(Part of a data file)
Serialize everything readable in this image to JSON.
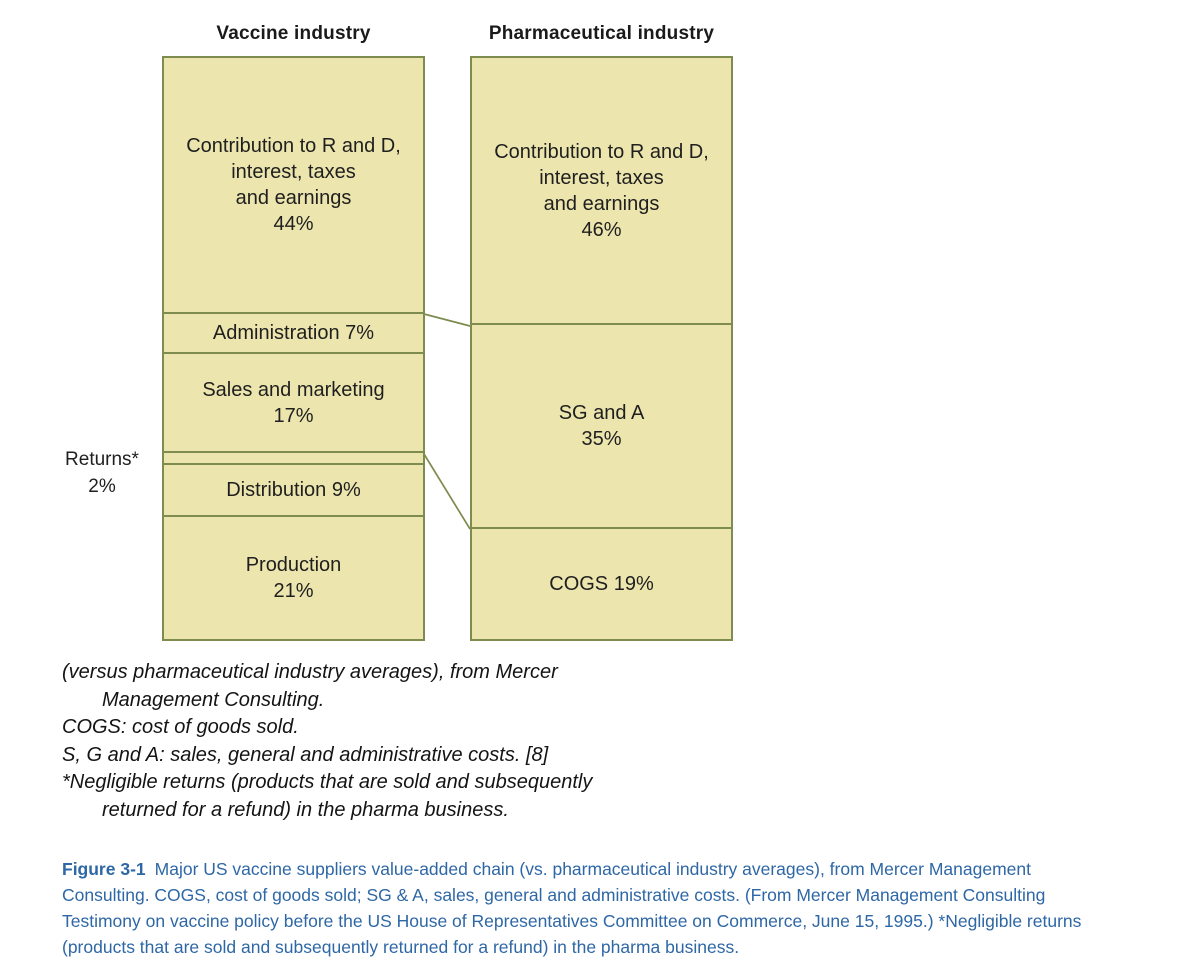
{
  "chart_data": {
    "type": "stacked_bar",
    "unit": "%",
    "title": "",
    "columns": [
      {
        "title": "Vaccine industry",
        "segments": [
          {
            "name": "Contribution to R and D, interest, taxes and earnings",
            "value": 44,
            "label_lines": [
              "Contribution to R and D,",
              "interest, taxes",
              "and earnings",
              "44%"
            ]
          },
          {
            "name": "Administration",
            "value": 7,
            "label_lines": [
              "Administration 7%"
            ]
          },
          {
            "name": "Sales and marketing",
            "value": 17,
            "label_lines": [
              "Sales and marketing",
              "17%"
            ]
          },
          {
            "name": "Returns",
            "value": 2,
            "label_lines": []
          },
          {
            "name": "Distribution",
            "value": 9,
            "label_lines": [
              "Distribution 9%"
            ]
          },
          {
            "name": "Production",
            "value": 21,
            "label_lines": [
              "Production",
              "21%"
            ]
          }
        ]
      },
      {
        "title": "Pharmaceutical industry",
        "segments": [
          {
            "name": "Contribution to R and D, interest, taxes and earnings",
            "value": 46,
            "label_lines": [
              "Contribution to R and D,",
              "interest, taxes",
              "and earnings",
              "46%"
            ]
          },
          {
            "name": "SG and A",
            "value": 35,
            "label_lines": [
              "SG and A",
              "35%"
            ]
          },
          {
            "name": "COGS",
            "value": 19,
            "label_lines": [
              "COGS 19%"
            ]
          }
        ]
      }
    ],
    "external_label": {
      "line1": "Returns*",
      "line2": "2%"
    },
    "colors": {
      "segment_fill": "#EDE5AE",
      "segment_border": "#7E8C4F",
      "connector_line": "#7E8C4F",
      "caption_blue": "#2E67A5",
      "text": "#1F1F1F"
    },
    "layout_hints": {
      "columns_side_by_side": true,
      "connectors": "bottom of top segment and SG&A/COGS boundary linked between columns"
    }
  },
  "notes": {
    "lines": [
      {
        "text": "(versus pharmaceutical industry averages), from Mercer",
        "indent": false
      },
      {
        "text": "Management Consulting.",
        "indent": true
      },
      {
        "text": "COGS: cost of goods sold.",
        "indent": false
      },
      {
        "text": "S, G and A: sales, general and administrative costs. [8]",
        "indent": false
      },
      {
        "text": "*Negligible returns (products that are sold and subsequently",
        "indent": false
      },
      {
        "text": "returned for a refund) in the pharma business.",
        "indent": true
      }
    ]
  },
  "caption": {
    "label": "Figure 3-1",
    "lines": [
      "Major US vaccine suppliers value-added chain (vs. pharmaceutical industry averages), from Mercer Management",
      "Consulting. COGS, cost of goods sold; SG & A, sales, general and administrative costs. (From Mercer Management Consulting",
      "Testimony on vaccine policy before the US House of Representatives Committee on Commerce, June 15, 1995.) *Negligible returns",
      "(products that are sold and subsequently returned for a refund) in the pharma business."
    ]
  }
}
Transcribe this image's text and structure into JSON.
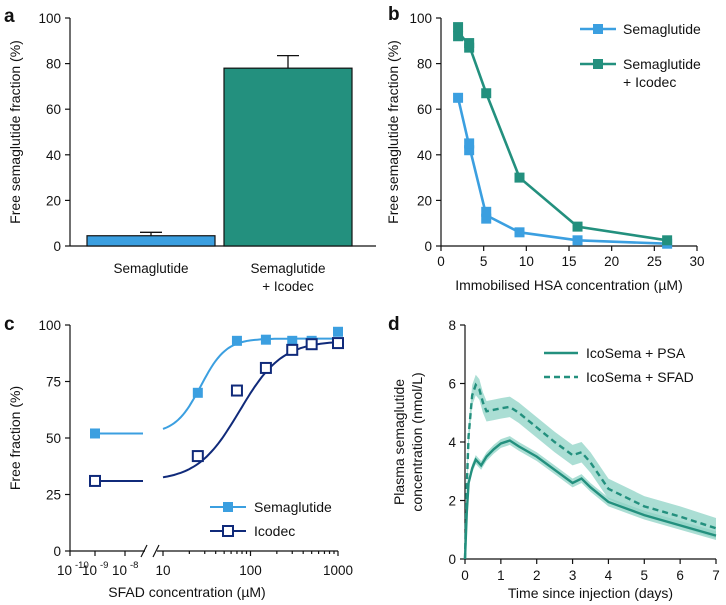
{
  "colors": {
    "semaglutide": "#3b9fe0",
    "icodec_teal": "#23907e",
    "icodec_navy": "#102a7a",
    "icosema_band": "#8fd3c6",
    "axis": "#111111"
  },
  "panel_letters": [
    "a",
    "b",
    "c",
    "d"
  ],
  "chart_data": [
    {
      "panel": "a",
      "type": "bar",
      "categories": [
        "Semaglutide",
        "Semaglutide\n+ Icodec"
      ],
      "category_lines": [
        [
          "Semaglutide"
        ],
        [
          "Semaglutide",
          "+ Icodec"
        ]
      ],
      "values": [
        4.5,
        78
      ],
      "errors": [
        1.5,
        5.5
      ],
      "bar_colors": [
        "#3b9fe0",
        "#23907e"
      ],
      "ylabel": "Free semaglutide fraction (%)",
      "xlabel": "",
      "ylim": [
        0,
        100
      ],
      "yticks": [
        0,
        20,
        40,
        60,
        80,
        100
      ]
    },
    {
      "panel": "b",
      "type": "line",
      "xlabel": "Immobilised HSA concentration (µM)",
      "ylabel": "Free semaglutide fraction (%)",
      "xlim": [
        0,
        30
      ],
      "ylim": [
        0,
        100
      ],
      "xticks": [
        0,
        5,
        10,
        15,
        20,
        25,
        30
      ],
      "yticks": [
        0,
        20,
        40,
        60,
        80,
        100
      ],
      "legend_position": "top-right",
      "series": [
        {
          "name": "Semaglutide",
          "color": "#3b9fe0",
          "x": [
            2,
            3.3,
            5.3,
            9.2,
            16,
            26.5
          ],
          "y": [
            65,
            44,
            13.5,
            6,
            2.5,
            1
          ],
          "points": [
            [
              2,
              65
            ],
            [
              3.3,
              42
            ],
            [
              3.3,
              45
            ],
            [
              5.3,
              12
            ],
            [
              5.3,
              15
            ],
            [
              9.2,
              6
            ],
            [
              16,
              2.5
            ],
            [
              26.5,
              1
            ]
          ]
        },
        {
          "name": "Semaglutide\n+ Icodec",
          "legend_lines": [
            "Semaglutide",
            "+ Icodec"
          ],
          "color": "#23907e",
          "x": [
            2,
            3.3,
            5.3,
            9.2,
            16,
            26.5
          ],
          "y": [
            94,
            88,
            67,
            30,
            8.5,
            2.5
          ],
          "points": [
            [
              2,
              92
            ],
            [
              2,
              96
            ],
            [
              3.3,
              87
            ],
            [
              3.3,
              89
            ],
            [
              5.3,
              67
            ],
            [
              9.2,
              30
            ],
            [
              16,
              8.5
            ],
            [
              26.5,
              2.5
            ]
          ]
        }
      ]
    },
    {
      "panel": "c",
      "type": "line",
      "xlabel": "SFAD concentration (µM)",
      "ylabel": "Free fraction (%)",
      "xscale": "log",
      "xlim": [
        10,
        1000
      ],
      "ylim": [
        0,
        100
      ],
      "yticks": [
        0,
        25,
        50,
        75,
        100
      ],
      "xtick_labels_left": [
        "10",
        "-10",
        "10",
        "-9",
        "10",
        "-8"
      ],
      "xticks_main": [
        10,
        100,
        1000
      ],
      "xtick_labels_main": [
        "10",
        "100",
        "1000"
      ],
      "baseline_x_label": "10-9",
      "legend_position": "bottom-right",
      "series": [
        {
          "name": "Semaglutide",
          "color": "#3b9fe0",
          "marker": "filled-square",
          "baseline": 52,
          "x": [
            25,
            70,
            150,
            300,
            500,
            1000
          ],
          "y": [
            70,
            93,
            93.5,
            93,
            93,
            97
          ],
          "fit": {
            "bottom": 52,
            "top": 94,
            "ec50": 27,
            "hill": 3
          }
        },
        {
          "name": "Icodec",
          "color": "#102a7a",
          "marker": "open-square",
          "baseline": 31,
          "x": [
            25,
            70,
            150,
            300,
            500,
            1000
          ],
          "y": [
            42,
            71,
            81,
            89,
            91.5,
            92
          ],
          "fit": {
            "bottom": 31,
            "top": 93,
            "ec50": 75,
            "hill": 1.8
          }
        }
      ]
    },
    {
      "panel": "d",
      "type": "line",
      "xlabel": "Time since injection (days)",
      "ylabel_lines": [
        "Plasma semaglutide",
        "concentration (nmol/L)"
      ],
      "xlim": [
        0,
        7
      ],
      "ylim": [
        0,
        8
      ],
      "xticks": [
        0,
        1,
        2,
        3,
        4,
        5,
        6,
        7
      ],
      "yticks": [
        0,
        2,
        4,
        6,
        8
      ],
      "legend_position": "top-right",
      "series": [
        {
          "name": "IcoSema + PSA",
          "color": "#23907e",
          "dash": "solid",
          "x": [
            0,
            0.05,
            0.1,
            0.2,
            0.3,
            0.45,
            0.6,
            0.8,
            1,
            1.25,
            1.5,
            2,
            2.5,
            3,
            3.25,
            3.5,
            4,
            5,
            6,
            7
          ],
          "y": [
            0,
            1.6,
            2.6,
            3.1,
            3.4,
            3.2,
            3.5,
            3.75,
            3.95,
            4.05,
            3.85,
            3.5,
            3.05,
            2.6,
            2.75,
            2.45,
            1.95,
            1.5,
            1.15,
            0.8
          ],
          "band": 0.15
        },
        {
          "name": "IcoSema + SFAD",
          "color": "#23907e",
          "dash": "dashed",
          "x": [
            0,
            0.05,
            0.1,
            0.2,
            0.3,
            0.4,
            0.5,
            0.6,
            0.8,
            1,
            1.25,
            1.5,
            2,
            2.5,
            3,
            3.25,
            3.5,
            4,
            5,
            6,
            7
          ],
          "y": [
            0,
            2.5,
            4.2,
            5.6,
            5.95,
            5.8,
            5.35,
            5.05,
            5.1,
            5.15,
            5.2,
            5.0,
            4.5,
            4.0,
            3.55,
            3.65,
            3.3,
            2.4,
            1.8,
            1.45,
            1.05
          ],
          "band": 0.35
        }
      ]
    }
  ]
}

GOAL:
Find each line holding the string "sold" and copy it out.

OUTPUT FOR THIS TASK:
        "text": "COGS: cost of goods sold.",
        "text": "*Negligible returns (products that are sold and subsequently",
      "Consulting. COGS, cost of goods sold; SG & A, sales, general and administrative costs. (From Mercer Management Consulting",
      "(products that are sold and subsequently returned for a refund) in the pharma business."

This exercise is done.